WHAT IS EXPECTED:
Search the records for the word "majątkowa" and report each line that has it.

::: DATA FOR THIS TASK :::

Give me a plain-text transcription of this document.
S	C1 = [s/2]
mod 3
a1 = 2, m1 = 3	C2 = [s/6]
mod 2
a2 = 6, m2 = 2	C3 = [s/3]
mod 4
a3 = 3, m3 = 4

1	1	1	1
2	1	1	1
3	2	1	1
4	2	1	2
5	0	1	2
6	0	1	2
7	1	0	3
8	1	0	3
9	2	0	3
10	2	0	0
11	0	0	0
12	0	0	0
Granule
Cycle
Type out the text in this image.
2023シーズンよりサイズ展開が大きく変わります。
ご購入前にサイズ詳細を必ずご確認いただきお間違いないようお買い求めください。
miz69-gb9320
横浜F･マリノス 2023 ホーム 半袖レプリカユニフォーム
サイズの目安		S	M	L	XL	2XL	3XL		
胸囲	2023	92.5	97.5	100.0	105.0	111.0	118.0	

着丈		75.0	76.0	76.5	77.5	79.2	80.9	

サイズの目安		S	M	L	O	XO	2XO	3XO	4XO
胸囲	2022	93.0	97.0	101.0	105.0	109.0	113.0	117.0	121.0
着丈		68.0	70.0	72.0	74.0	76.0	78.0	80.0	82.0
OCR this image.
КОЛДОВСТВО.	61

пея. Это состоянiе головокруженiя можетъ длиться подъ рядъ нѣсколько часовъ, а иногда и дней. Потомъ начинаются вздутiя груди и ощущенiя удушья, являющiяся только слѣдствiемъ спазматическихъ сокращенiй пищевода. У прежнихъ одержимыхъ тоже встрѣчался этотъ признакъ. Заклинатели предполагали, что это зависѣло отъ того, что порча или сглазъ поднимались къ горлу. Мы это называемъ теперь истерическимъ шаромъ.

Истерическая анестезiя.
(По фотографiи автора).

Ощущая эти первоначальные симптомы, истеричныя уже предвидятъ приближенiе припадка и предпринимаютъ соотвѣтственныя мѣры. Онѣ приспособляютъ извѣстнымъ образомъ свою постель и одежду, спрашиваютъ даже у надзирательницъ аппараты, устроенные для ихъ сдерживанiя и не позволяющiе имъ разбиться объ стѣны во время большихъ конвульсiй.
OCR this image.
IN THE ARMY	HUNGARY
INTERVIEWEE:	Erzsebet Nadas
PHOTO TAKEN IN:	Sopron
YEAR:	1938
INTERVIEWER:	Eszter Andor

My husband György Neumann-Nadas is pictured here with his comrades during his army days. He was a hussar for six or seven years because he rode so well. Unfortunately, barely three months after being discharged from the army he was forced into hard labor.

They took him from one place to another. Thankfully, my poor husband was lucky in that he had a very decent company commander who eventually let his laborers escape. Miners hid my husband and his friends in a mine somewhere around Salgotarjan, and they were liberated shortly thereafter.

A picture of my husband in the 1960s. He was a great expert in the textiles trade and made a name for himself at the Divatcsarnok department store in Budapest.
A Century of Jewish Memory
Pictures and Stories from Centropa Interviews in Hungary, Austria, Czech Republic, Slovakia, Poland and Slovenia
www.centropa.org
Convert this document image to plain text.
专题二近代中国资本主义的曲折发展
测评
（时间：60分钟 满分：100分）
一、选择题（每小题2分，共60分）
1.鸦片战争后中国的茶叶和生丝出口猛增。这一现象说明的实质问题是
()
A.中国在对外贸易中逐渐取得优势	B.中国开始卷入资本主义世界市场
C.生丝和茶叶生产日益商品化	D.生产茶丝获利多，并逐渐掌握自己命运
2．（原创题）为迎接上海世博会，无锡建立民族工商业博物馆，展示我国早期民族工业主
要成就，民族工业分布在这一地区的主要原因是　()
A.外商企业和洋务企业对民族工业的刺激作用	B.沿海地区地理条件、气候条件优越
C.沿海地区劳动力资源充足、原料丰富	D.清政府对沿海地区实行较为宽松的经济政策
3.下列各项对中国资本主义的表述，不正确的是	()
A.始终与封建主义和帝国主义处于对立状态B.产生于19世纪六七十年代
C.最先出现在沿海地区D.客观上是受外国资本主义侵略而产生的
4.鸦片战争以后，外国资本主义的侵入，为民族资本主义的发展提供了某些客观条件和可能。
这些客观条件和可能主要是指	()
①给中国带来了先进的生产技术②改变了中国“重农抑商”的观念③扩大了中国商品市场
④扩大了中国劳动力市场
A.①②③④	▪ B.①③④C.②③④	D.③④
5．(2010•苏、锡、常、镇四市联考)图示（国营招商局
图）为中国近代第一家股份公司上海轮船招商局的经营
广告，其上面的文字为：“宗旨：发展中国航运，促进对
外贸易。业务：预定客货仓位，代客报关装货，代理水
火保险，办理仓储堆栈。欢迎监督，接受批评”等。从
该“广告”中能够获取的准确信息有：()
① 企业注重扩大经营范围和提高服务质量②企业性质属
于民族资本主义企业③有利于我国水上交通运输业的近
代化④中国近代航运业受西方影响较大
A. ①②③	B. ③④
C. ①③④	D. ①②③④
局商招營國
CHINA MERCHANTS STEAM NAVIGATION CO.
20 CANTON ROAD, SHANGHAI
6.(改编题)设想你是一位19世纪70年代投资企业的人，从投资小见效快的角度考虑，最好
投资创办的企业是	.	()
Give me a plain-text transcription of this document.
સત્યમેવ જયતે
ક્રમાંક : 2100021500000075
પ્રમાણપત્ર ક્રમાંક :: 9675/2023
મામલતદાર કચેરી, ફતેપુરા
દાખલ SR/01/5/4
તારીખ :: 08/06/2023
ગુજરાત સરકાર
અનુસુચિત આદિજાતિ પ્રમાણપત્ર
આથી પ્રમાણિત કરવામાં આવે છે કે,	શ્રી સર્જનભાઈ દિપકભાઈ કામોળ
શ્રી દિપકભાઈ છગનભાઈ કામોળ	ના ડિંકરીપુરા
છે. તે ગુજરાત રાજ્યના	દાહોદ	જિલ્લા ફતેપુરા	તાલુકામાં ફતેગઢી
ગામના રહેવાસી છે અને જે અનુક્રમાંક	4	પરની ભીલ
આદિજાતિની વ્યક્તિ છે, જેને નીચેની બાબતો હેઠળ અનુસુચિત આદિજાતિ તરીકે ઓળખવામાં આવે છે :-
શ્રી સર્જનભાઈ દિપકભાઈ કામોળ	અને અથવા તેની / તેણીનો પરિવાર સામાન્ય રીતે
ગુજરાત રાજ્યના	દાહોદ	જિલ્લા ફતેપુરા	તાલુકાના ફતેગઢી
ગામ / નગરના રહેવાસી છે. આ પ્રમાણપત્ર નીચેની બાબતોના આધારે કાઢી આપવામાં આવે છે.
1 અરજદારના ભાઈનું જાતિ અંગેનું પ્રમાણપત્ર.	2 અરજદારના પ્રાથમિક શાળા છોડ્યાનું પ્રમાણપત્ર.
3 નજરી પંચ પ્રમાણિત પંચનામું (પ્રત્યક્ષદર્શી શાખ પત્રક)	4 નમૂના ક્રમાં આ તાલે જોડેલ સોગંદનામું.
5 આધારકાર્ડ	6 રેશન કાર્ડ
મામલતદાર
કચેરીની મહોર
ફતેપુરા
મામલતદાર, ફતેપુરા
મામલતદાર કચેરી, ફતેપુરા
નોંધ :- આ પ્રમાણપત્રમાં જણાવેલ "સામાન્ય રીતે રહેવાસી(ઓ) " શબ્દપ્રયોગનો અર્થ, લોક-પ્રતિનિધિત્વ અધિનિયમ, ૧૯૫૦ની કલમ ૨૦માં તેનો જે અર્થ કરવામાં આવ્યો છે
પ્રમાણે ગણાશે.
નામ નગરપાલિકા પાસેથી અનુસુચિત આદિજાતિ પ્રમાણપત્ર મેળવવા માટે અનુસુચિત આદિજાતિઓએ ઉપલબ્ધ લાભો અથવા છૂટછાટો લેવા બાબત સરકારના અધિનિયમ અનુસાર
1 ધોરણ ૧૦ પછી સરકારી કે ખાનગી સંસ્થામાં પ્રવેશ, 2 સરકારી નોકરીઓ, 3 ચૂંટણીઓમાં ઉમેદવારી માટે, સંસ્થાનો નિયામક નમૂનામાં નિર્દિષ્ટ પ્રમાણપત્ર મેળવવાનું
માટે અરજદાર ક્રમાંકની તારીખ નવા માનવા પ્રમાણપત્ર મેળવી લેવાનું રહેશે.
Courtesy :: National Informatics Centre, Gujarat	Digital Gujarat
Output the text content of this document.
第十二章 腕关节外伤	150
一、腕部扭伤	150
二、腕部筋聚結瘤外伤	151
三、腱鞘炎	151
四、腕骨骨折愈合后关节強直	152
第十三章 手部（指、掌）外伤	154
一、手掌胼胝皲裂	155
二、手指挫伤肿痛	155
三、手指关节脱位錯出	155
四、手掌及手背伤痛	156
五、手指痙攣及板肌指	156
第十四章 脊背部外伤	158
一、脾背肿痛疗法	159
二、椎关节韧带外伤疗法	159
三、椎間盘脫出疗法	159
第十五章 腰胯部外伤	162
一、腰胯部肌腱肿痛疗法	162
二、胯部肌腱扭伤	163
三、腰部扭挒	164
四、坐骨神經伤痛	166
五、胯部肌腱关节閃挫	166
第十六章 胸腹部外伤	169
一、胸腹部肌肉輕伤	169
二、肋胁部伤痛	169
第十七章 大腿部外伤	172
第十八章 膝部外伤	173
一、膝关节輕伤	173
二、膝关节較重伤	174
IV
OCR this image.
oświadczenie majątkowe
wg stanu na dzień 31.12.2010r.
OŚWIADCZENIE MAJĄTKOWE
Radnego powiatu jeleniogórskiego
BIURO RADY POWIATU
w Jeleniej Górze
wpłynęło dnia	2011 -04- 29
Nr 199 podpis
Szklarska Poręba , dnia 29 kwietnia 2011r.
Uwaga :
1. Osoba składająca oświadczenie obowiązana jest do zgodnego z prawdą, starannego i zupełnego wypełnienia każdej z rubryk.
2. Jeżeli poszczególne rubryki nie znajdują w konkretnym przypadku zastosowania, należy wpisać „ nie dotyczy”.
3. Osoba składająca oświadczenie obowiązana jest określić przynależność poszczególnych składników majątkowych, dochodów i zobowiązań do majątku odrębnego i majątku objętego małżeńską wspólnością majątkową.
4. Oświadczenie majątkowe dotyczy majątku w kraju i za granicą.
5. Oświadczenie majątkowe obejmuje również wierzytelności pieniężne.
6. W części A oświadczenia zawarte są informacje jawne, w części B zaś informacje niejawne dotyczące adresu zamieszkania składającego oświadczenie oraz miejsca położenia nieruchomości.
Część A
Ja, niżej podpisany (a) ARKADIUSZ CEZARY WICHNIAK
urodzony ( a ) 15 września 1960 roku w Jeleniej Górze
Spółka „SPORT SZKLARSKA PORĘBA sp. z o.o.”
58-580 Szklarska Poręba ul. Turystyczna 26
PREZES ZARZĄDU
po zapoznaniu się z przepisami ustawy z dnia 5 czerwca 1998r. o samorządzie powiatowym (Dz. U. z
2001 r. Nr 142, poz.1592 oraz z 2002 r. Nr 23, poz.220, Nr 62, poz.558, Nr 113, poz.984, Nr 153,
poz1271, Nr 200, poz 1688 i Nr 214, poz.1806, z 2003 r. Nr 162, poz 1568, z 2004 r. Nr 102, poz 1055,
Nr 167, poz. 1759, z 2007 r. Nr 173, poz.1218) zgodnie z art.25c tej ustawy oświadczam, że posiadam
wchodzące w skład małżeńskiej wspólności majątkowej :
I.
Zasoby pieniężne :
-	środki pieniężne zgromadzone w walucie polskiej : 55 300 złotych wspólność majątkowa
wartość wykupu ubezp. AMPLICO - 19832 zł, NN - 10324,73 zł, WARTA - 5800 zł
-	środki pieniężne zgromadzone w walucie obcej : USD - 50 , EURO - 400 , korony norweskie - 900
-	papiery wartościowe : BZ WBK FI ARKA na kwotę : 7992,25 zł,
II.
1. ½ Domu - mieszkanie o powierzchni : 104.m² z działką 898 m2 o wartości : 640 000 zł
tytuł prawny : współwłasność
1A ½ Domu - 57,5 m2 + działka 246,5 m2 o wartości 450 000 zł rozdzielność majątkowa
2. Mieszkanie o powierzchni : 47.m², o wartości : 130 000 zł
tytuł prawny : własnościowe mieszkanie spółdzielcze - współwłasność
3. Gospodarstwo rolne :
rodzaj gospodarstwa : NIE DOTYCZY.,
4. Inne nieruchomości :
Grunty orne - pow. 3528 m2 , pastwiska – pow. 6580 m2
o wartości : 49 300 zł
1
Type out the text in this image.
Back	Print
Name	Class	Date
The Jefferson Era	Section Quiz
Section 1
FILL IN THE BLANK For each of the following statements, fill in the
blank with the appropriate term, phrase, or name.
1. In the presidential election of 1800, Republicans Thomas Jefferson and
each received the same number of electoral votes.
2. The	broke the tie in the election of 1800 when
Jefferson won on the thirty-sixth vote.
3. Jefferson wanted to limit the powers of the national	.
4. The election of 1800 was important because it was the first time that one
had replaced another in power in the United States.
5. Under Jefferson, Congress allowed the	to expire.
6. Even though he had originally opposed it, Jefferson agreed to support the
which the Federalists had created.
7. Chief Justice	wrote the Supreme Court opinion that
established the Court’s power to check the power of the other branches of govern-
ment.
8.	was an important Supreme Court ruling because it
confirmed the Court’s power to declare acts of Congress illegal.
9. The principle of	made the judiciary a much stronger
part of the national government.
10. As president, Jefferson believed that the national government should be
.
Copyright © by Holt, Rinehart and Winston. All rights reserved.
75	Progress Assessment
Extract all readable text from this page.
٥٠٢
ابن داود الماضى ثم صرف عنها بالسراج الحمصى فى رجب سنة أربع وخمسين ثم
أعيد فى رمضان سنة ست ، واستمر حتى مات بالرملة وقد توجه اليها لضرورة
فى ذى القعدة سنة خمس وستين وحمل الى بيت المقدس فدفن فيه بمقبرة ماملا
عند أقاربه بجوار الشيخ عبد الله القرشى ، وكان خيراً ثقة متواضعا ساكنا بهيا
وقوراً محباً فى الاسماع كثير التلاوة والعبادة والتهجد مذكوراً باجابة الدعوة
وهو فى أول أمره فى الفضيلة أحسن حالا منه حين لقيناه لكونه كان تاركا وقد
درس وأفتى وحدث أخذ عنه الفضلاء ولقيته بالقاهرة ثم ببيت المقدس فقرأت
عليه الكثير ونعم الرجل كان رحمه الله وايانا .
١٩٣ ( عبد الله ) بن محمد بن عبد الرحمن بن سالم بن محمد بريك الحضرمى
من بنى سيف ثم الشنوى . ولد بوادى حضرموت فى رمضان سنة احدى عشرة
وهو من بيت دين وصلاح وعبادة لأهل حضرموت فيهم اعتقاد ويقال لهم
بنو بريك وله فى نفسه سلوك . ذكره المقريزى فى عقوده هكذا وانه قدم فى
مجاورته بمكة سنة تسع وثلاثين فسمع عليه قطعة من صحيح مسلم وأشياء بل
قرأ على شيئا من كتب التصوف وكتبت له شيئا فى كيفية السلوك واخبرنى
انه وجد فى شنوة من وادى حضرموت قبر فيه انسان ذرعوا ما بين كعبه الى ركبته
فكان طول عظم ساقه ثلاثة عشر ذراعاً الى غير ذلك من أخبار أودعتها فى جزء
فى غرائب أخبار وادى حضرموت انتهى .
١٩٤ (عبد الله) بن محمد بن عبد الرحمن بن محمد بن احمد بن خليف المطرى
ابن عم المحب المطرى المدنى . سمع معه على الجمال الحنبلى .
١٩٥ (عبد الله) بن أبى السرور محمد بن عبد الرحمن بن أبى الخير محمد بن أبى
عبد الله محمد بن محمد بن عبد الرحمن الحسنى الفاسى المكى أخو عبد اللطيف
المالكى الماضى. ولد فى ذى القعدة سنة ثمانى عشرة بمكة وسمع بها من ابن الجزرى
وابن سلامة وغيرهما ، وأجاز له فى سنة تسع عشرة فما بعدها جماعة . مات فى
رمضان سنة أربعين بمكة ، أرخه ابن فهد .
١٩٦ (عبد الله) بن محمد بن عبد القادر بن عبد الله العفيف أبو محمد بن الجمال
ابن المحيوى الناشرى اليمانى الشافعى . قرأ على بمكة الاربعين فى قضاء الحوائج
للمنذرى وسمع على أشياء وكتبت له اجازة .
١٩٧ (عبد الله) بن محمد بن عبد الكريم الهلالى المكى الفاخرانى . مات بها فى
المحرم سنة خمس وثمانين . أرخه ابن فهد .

:::

TASK OUTPUT:
-	środki pieniężne zgromadzone w walucie polskiej : 55 300 złotych wspólność majątkowa
1A ½ Domu - 57,5 m2 + działka 246,5 m2 o wartości 450 000 zł rozdzielność majątkowa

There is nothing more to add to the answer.